From the entries that follow, list every line in which the string "text" appears.

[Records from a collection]
** begin **
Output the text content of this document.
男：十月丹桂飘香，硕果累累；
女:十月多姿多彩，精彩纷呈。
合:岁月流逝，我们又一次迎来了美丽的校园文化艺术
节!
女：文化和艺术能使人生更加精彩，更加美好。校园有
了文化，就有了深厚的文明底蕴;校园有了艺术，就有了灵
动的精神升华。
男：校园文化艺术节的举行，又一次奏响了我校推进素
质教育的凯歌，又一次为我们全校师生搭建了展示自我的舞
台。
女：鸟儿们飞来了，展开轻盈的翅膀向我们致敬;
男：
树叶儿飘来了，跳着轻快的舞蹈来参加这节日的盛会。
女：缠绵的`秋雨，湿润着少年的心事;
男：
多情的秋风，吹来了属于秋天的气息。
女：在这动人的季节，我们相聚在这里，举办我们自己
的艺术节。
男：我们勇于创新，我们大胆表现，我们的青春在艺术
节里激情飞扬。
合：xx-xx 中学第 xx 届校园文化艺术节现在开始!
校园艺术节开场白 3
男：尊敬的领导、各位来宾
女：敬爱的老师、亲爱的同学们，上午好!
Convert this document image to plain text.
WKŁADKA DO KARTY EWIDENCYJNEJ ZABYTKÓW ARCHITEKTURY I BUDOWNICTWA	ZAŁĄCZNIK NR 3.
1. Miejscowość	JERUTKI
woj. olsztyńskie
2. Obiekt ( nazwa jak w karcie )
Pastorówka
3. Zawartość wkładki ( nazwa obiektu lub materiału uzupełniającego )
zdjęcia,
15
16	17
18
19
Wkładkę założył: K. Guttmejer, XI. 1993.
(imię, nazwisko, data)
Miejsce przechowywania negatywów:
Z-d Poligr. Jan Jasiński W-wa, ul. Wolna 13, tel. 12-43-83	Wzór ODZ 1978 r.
** end **
RESULT FOR THIS EXERCISE ->
Output the text content of this document.
Convert this document image to plain text.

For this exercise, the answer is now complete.